## Required task
Your answer should be a single number: the count of lines containing the string "visits".

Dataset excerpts

-=-=-

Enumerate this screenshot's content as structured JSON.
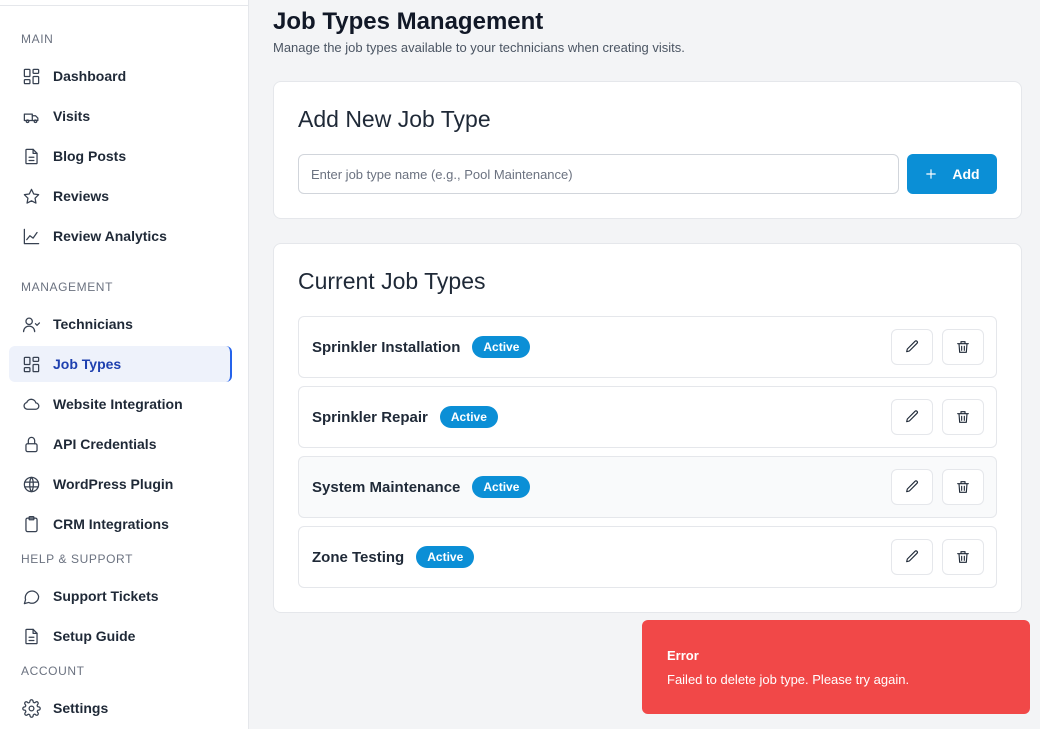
{
  "sidebar": {
    "sections": {
      "main": "MAIN",
      "management": "MANAGEMENT",
      "help": "HELP & SUPPORT",
      "account": "ACCOUNT"
    },
    "items": {
      "dashboard": "Dashboard",
      "visits": "Visits",
      "blog_posts": "Blog Posts",
      "reviews": "Reviews",
      "review_analytics": "Review Analytics",
      "technicians": "Technicians",
      "job_types": "Job Types",
      "website_integration": "Website Integration",
      "api_credentials": "API Credentials",
      "wordpress_plugin": "WordPress Plugin",
      "crm_integrations": "CRM Integrations",
      "support_tickets": "Support Tickets",
      "setup_guide": "Setup Guide",
      "settings": "Settings"
    },
    "active": "job_types"
  },
  "header": {
    "title": "Job Types Management",
    "subtitle": "Manage the job types available to your technicians when creating visits."
  },
  "add_card": {
    "title": "Add New Job Type",
    "input_placeholder": "Enter job type name (e.g., Pool Maintenance)",
    "input_value": "",
    "button_label": "Add"
  },
  "list_card": {
    "title": "Current Job Types",
    "rows": [
      {
        "name": "Sprinkler Installation",
        "status": "Active"
      },
      {
        "name": "Sprinkler Repair",
        "status": "Active"
      },
      {
        "name": "System Maintenance",
        "status": "Active"
      },
      {
        "name": "Zone Testing",
        "status": "Active"
      }
    ]
  },
  "toast": {
    "title": "Error",
    "message": "Failed to delete job type. Please try again."
  },
  "colors": {
    "accent": "#0b8fd6",
    "error": "#f14848",
    "active_nav_bg": "#eef2fb",
    "active_nav_text": "#1e40af"
  },
  "icons": {
    "edit": "pencil-icon",
    "delete": "trash-icon",
    "add": "plus-icon"
  }
}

-=-=-

## Output for this exercise
2